§ **GIVEN INSTRUCTION**
Below are some entries; can you quote all of them exactly?
◆ ◆ ◆ ◆ ◆ ◆ ◆
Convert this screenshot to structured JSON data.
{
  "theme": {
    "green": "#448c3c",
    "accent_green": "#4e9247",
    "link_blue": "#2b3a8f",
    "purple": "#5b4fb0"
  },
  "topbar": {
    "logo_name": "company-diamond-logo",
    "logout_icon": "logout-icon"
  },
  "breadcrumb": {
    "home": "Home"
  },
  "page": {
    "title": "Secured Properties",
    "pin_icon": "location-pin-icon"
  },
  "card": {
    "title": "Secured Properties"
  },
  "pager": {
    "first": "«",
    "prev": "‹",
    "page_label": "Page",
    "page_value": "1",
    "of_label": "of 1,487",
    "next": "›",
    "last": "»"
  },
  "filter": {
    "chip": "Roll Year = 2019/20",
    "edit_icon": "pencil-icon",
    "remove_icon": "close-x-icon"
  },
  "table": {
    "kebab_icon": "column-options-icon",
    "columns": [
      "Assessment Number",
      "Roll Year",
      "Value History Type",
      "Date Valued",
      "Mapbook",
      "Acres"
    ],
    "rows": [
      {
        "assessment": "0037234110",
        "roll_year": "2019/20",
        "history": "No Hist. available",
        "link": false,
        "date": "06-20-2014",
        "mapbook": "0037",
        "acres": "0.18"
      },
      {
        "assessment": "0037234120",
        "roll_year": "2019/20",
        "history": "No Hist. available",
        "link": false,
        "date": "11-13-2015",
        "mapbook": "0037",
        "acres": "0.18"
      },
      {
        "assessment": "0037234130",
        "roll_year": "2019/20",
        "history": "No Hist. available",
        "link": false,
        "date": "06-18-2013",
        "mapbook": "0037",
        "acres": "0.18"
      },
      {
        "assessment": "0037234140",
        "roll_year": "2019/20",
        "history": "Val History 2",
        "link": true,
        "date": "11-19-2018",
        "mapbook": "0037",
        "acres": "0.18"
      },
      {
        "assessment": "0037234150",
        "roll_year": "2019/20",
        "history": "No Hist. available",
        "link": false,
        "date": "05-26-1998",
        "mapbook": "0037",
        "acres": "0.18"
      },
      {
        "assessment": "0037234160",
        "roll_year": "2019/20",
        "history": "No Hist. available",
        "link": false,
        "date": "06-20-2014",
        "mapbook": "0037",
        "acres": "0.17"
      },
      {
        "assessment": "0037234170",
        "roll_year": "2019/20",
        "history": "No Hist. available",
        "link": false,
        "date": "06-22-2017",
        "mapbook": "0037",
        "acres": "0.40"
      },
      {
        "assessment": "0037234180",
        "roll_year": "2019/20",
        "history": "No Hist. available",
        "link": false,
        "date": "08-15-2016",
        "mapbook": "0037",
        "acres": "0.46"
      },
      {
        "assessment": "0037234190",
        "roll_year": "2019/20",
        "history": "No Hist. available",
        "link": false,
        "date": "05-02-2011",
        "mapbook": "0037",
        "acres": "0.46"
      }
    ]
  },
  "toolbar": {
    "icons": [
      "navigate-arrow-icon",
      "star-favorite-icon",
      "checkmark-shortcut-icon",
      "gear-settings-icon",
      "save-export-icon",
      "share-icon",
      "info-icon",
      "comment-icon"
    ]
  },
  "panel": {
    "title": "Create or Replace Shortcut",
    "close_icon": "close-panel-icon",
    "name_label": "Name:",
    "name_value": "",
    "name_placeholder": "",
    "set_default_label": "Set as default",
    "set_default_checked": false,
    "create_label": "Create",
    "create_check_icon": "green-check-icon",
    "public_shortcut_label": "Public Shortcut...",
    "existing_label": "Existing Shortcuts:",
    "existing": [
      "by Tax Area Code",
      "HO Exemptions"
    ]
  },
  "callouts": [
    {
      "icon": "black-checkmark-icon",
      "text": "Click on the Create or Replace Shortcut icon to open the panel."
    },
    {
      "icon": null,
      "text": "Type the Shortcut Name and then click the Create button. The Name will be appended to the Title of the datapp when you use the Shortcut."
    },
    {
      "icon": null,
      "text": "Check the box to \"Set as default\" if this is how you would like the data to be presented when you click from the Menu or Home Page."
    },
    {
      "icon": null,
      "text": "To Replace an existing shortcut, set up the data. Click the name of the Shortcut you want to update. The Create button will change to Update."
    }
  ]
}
◆ ◆ ◆ ◆ ◆ ◆ ◆
§ **ANSWER BELOW**
Convert this screenshot to structured JSON data.
{
  "theme": {
    "green": "#448c3c",
    "accent_green": "#4e9247",
    "link_blue": "#2b3a8f",
    "purple": "#5b4fb0"
  },
  "topbar": {
    "logo_name": "company-diamond-logo",
    "logout_icon": "logout-icon"
  },
  "breadcrumb": {
    "home": "Home"
  },
  "page": {
    "title": "Secured Properties",
    "pin_icon": "location-pin-icon"
  },
  "card": {
    "title": "Secured Properties"
  },
  "pager": {
    "first": "«",
    "prev": "‹",
    "page_label": "Page",
    "page_value": "1",
    "of_label": "of 1,487",
    "next": "›",
    "last": "»"
  },
  "filter": {
    "chip": "Roll Year = 2019/20",
    "edit_icon": "pencil-icon",
    "remove_icon": "close-x-icon"
  },
  "table": {
    "kebab_icon": "column-options-icon",
    "columns": [
      "Assessment Number",
      "Roll Year",
      "Value History Type",
      "Date Valued",
      "Mapbook",
      "Acres"
    ],
    "rows": [
      {
        "assessment": "0037234110",
        "roll_year": "2019/20",
        "history": "No Hist. available",
        "link": false,
        "date": "06-20-2014",
        "mapbook": "0037",
        "acres": "0.18"
      },
      {
        "assessment": "0037234120",
        "roll_year": "2019/20",
        "history": "No Hist. available",
        "link": false,
        "date": "11-13-2015",
        "mapbook": "0037",
        "acres": "0.18"
      },
      {
        "assessment": "0037234130",
        "roll_year": "2019/20",
        "history": "No Hist. available",
        "link": false,
        "date": "06-18-2013",
        "mapbook": "0037",
        "acres": "0.18"
      },
      {
        "assessment": "0037234140",
        "roll_year": "2019/20",
        "history": "Val History 2",
        "link": true,
        "date": "11-19-2018",
        "mapbook": "0037",
        "acres": "0.18"
      },
      {
        "assessment": "0037234150",
        "roll_year": "2019/20",
        "history": "No Hist. available",
        "link": false,
        "date": "05-26-1998",
        "mapbook": "0037",
        "acres": "0.18"
      },
      {
        "assessment": "0037234160",
        "roll_year": "2019/20",
        "history": "No Hist. available",
        "link": false,
        "date": "06-20-2014",
        "mapbook": "0037",
        "acres": "0.17"
      },
      {
        "assessment": "0037234170",
        "roll_year": "2019/20",
        "history": "No Hist. available",
        "link": false,
        "date": "06-22-2017",
        "mapbook": "0037",
        "acres": "0.40"
      },
      {
        "assessment": "0037234180",
        "roll_year": "2019/20",
        "history": "No Hist. available",
        "link": false,
        "date": "08-15-2016",
        "mapbook": "0037",
        "acres": "0.46"
      },
      {
        "assessment": "0037234190",
        "roll_year": "2019/20",
        "history": "No Hist. available",
        "link": false,
        "date": "05-02-2011",
        "mapbook": "0037",
        "acres": "0.46"
      }
    ]
  },
  "toolbar": {
    "icons": [
      "navigate-arrow-icon",
      "star-favorite-icon",
      "checkmark-shortcut-icon",
      "gear-settings-icon",
      "save-export-icon",
      "share-icon",
      "info-icon",
      "comment-icon"
    ]
  },
  "panel": {
    "title": "Create or Replace Shortcut",
    "close_icon": "close-panel-icon",
    "name_label": "Name:",
    "name_value": "",
    "name_placeholder": "",
    "set_default_label": "Set as default",
    "set_default_checked": false,
    "create_label": "Create",
    "create_check_icon": "green-check-icon",
    "public_shortcut_label": "Public Shortcut...",
    "existing_label": "Existing Shortcuts:",
    "existing": [
      "by Tax Area Code",
      "HO Exemptions"
    ]
  },
  "callouts": [
    {
      "icon": "black-checkmark-icon",
      "text": "Click on the Create or Replace Shortcut icon to open the panel."
    },
    {
      "icon": null,
      "text": "Type the Shortcut Name and then click the Create button. The Name will be appended to the Title of the datapp when you use the Shortcut."
    },
    {
      "icon": null,
      "text": "Check the box to \"Set as default\" if this is how you would like the data to be presented when you click from the Menu or Home Page."
    },
    {
      "icon": null,
      "text": "To Replace an existing shortcut, set up the data. Click the name of the Shortcut you want to update. The Create button will change to Update."
    }
  ]
}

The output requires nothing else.